#### Exercise inputs ####

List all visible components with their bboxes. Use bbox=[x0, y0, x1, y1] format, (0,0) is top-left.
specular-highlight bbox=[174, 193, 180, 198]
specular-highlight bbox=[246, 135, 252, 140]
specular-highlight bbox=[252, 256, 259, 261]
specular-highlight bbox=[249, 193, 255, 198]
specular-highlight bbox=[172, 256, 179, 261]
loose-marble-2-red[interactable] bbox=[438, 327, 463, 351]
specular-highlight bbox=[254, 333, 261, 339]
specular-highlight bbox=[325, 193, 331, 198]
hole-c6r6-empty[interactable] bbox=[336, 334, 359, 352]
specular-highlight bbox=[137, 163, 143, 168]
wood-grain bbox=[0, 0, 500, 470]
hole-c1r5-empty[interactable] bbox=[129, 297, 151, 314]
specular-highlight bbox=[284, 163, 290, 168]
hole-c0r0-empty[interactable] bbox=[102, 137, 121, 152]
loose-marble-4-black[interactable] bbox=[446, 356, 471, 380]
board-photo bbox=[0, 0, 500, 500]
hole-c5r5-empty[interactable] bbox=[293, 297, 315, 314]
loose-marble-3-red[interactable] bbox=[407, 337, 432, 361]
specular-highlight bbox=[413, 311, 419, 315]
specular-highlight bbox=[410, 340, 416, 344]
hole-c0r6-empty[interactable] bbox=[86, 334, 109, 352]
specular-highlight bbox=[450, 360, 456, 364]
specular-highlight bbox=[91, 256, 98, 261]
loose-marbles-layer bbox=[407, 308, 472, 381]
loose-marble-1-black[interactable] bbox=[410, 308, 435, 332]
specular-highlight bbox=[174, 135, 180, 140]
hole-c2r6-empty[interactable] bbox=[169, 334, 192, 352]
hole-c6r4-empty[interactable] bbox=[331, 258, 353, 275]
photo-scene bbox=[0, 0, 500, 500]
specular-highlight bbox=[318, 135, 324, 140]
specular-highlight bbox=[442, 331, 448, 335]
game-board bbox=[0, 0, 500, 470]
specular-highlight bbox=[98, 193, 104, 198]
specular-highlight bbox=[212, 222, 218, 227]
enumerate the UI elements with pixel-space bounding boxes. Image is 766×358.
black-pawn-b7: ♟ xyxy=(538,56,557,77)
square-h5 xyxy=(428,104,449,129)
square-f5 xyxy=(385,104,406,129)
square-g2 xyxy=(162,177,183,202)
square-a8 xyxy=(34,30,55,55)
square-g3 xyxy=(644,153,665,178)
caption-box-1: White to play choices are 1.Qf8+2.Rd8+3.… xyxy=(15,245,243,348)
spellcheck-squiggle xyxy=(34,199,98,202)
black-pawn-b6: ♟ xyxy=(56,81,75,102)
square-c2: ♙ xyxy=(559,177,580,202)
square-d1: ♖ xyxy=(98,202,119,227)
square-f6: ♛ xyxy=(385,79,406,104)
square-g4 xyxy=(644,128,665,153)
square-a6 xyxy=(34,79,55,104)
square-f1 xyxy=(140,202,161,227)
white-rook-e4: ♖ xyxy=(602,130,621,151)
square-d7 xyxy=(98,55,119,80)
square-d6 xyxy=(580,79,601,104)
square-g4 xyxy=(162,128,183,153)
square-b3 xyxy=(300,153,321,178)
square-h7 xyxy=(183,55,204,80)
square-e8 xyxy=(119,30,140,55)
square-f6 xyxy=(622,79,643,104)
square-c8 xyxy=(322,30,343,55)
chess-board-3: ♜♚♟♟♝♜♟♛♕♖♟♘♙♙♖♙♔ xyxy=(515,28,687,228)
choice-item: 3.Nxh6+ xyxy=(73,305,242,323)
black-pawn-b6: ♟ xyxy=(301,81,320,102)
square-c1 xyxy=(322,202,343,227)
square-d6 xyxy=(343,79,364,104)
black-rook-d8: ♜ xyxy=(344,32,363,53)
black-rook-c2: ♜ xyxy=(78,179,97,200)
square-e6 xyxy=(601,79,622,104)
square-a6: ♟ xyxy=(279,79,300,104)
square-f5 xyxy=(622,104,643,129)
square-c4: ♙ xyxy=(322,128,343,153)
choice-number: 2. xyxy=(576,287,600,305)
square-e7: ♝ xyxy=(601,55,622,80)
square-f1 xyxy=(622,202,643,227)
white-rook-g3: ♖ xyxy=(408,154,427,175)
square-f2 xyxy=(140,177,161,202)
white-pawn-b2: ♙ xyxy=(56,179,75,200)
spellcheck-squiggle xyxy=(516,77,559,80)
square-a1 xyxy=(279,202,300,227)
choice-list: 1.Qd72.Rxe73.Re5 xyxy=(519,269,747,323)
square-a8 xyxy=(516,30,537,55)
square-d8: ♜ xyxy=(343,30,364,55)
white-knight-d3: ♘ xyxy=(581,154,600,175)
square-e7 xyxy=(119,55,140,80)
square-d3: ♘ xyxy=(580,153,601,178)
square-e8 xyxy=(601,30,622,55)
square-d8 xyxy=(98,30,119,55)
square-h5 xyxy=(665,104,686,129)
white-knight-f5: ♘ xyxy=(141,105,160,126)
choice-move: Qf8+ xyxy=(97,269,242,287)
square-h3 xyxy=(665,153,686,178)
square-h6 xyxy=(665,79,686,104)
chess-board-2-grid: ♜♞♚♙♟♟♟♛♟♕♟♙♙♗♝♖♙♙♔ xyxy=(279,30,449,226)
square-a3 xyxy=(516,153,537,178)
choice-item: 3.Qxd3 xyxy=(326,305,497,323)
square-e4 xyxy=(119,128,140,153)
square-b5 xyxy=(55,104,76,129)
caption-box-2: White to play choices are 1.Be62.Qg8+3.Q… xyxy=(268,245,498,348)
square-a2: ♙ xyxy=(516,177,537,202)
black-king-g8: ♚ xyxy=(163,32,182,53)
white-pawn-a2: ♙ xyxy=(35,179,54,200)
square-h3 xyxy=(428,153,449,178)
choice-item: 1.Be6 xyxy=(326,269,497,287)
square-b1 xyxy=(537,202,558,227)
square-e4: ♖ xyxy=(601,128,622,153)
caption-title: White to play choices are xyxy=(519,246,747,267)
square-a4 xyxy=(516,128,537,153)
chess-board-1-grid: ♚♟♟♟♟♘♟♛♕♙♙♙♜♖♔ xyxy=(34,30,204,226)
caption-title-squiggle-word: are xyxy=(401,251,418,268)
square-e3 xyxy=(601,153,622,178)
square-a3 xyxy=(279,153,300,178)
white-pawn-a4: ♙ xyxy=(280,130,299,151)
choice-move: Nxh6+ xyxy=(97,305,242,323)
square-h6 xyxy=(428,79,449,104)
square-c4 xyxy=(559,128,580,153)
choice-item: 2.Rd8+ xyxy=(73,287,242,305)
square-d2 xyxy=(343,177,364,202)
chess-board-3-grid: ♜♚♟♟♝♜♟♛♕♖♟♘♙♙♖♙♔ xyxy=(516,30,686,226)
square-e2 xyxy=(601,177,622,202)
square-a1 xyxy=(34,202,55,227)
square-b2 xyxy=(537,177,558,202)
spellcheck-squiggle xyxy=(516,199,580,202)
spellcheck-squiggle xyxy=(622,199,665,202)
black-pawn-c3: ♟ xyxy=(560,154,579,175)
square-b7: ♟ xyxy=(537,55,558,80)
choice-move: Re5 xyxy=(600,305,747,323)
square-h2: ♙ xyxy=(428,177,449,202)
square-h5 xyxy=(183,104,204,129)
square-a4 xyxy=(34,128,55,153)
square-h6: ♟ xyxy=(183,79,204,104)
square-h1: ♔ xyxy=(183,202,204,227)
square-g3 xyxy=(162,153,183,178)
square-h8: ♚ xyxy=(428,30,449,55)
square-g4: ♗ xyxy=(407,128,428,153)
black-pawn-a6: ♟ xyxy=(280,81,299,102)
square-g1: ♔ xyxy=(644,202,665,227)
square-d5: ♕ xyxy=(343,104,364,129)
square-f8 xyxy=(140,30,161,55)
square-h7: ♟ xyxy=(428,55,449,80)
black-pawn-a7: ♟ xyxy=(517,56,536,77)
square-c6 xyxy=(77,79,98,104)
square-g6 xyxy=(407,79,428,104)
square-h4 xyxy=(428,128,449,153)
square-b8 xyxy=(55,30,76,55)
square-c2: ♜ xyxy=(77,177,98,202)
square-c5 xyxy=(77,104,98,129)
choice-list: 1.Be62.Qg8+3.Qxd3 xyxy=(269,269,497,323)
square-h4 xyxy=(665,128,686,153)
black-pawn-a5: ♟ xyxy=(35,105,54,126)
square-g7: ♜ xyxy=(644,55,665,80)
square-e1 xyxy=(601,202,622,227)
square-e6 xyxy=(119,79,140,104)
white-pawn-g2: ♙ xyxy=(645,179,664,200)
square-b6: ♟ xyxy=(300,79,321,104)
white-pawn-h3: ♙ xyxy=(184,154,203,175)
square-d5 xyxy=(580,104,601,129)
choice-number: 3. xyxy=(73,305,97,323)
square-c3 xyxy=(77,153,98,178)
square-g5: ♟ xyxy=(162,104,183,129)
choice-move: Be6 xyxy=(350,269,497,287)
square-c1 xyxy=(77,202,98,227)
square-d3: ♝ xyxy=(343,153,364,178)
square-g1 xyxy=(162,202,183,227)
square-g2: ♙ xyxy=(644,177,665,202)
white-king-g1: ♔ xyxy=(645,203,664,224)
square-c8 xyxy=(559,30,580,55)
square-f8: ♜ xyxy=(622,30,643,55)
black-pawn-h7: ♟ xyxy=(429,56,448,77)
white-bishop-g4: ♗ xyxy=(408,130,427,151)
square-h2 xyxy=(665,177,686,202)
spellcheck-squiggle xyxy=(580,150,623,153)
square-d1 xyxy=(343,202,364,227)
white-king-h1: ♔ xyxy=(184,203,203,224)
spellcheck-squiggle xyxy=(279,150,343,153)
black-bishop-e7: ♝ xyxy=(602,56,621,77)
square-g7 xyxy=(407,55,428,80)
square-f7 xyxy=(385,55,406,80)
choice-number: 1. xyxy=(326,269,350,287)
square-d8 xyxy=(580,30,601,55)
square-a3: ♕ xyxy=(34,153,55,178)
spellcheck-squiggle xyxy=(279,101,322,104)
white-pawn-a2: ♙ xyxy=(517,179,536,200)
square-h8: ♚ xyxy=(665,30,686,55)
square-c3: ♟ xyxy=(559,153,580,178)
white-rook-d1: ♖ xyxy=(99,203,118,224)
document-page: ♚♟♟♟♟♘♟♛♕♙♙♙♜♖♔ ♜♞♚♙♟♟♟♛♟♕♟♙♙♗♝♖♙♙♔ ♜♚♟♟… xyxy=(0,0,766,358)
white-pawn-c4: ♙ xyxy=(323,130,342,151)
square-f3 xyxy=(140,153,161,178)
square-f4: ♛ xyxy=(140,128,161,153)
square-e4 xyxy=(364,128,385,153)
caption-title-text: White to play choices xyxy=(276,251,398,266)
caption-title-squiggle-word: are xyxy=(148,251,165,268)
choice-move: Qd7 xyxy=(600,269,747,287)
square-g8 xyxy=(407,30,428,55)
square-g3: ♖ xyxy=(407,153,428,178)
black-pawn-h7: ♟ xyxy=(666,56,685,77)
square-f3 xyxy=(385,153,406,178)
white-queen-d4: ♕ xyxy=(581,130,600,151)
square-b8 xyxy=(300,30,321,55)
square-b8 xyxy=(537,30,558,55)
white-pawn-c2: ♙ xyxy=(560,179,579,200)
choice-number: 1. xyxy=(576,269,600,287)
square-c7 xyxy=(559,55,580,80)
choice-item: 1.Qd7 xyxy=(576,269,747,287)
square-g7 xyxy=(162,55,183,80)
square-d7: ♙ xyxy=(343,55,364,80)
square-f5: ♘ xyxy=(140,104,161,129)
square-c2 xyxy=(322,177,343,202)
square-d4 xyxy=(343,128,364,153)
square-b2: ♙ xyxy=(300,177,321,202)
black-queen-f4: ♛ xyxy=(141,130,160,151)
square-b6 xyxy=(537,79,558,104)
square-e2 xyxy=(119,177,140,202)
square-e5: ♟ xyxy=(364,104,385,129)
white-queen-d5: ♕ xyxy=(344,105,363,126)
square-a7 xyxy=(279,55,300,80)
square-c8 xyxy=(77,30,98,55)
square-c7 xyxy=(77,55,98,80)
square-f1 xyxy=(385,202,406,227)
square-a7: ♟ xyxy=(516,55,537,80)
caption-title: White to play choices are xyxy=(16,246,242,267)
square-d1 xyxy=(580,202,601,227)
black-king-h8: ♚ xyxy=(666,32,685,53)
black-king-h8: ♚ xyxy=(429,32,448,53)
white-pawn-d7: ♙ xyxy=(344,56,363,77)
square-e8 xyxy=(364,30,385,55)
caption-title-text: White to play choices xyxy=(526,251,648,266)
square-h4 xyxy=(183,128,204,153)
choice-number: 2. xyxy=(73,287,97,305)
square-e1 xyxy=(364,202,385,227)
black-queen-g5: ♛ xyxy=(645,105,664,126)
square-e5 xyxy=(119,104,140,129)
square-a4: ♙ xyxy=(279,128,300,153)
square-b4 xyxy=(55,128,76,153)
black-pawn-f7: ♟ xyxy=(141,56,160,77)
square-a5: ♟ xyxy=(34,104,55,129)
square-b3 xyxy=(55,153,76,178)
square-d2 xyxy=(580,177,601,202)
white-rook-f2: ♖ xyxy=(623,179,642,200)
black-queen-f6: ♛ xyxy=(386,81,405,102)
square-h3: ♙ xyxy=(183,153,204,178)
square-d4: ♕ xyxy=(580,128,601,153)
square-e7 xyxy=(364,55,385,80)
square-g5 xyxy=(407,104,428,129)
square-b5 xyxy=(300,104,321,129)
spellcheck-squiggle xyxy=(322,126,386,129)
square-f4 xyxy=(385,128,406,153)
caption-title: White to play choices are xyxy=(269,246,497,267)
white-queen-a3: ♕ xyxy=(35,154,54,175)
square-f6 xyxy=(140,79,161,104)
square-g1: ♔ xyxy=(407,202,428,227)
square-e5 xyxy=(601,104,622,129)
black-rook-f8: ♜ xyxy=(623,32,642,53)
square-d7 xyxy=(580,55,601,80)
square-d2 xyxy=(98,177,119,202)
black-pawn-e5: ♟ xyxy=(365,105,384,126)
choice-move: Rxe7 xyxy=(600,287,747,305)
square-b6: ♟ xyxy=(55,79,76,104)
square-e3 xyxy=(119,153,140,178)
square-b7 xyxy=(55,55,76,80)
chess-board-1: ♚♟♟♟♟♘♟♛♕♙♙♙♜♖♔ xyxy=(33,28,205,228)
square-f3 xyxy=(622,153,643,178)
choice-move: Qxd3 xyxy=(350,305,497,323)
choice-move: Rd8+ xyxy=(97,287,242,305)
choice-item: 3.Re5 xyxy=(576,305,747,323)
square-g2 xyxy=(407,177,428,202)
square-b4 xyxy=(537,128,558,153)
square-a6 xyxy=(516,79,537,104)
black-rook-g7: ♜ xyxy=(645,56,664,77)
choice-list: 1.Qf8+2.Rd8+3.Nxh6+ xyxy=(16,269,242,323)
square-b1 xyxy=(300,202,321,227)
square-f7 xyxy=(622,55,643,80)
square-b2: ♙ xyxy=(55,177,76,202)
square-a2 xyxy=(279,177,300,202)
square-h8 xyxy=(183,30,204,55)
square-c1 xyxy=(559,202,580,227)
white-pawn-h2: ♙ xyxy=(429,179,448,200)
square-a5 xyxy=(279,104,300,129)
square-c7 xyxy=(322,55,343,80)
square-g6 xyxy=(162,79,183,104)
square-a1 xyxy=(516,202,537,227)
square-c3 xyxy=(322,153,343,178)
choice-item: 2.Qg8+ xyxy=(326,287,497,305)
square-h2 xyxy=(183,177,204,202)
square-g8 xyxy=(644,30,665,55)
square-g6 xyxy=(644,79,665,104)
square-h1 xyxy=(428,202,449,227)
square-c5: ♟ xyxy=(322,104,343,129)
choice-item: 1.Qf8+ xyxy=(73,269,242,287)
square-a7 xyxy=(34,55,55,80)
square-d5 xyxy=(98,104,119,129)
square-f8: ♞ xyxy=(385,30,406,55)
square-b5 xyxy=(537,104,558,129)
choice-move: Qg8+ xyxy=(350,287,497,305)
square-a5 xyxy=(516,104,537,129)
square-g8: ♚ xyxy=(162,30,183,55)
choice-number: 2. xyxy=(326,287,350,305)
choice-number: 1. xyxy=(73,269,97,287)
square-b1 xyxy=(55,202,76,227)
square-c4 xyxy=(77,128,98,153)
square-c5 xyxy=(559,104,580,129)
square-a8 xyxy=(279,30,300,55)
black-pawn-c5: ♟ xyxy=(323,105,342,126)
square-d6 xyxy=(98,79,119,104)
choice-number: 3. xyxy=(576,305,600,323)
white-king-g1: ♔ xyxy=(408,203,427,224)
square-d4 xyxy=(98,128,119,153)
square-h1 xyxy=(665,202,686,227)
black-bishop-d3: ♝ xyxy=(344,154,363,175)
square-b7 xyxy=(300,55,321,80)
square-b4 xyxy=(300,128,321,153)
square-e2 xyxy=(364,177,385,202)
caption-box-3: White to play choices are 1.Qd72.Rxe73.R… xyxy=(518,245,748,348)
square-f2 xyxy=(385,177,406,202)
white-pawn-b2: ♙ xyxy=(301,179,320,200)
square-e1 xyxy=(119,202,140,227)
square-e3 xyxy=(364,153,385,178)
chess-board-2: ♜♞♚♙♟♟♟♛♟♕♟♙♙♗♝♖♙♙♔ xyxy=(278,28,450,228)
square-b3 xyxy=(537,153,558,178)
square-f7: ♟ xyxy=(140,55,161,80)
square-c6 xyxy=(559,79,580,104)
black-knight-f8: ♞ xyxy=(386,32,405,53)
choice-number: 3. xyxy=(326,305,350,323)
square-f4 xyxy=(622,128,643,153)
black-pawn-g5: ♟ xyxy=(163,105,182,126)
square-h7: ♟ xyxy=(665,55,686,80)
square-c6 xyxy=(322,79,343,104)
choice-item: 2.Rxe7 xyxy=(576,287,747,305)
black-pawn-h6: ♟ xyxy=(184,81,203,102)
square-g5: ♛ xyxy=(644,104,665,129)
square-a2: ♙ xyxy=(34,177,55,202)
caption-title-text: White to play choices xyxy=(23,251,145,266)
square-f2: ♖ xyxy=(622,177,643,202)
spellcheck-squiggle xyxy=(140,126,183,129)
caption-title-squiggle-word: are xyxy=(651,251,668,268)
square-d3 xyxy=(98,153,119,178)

####

To do: Reproduce the lines starting at the beginning of the records and ending at the line that contains "specular-highlight bbox=[252, 256, 259, 261]", including both ends.

Exercise answer:
List all visible components with their bboxes. Use bbox=[x0, y0, x1, y1] format, (0,0) is top-left.
specular-highlight bbox=[174, 193, 180, 198]
specular-highlight bbox=[246, 135, 252, 140]
specular-highlight bbox=[252, 256, 259, 261]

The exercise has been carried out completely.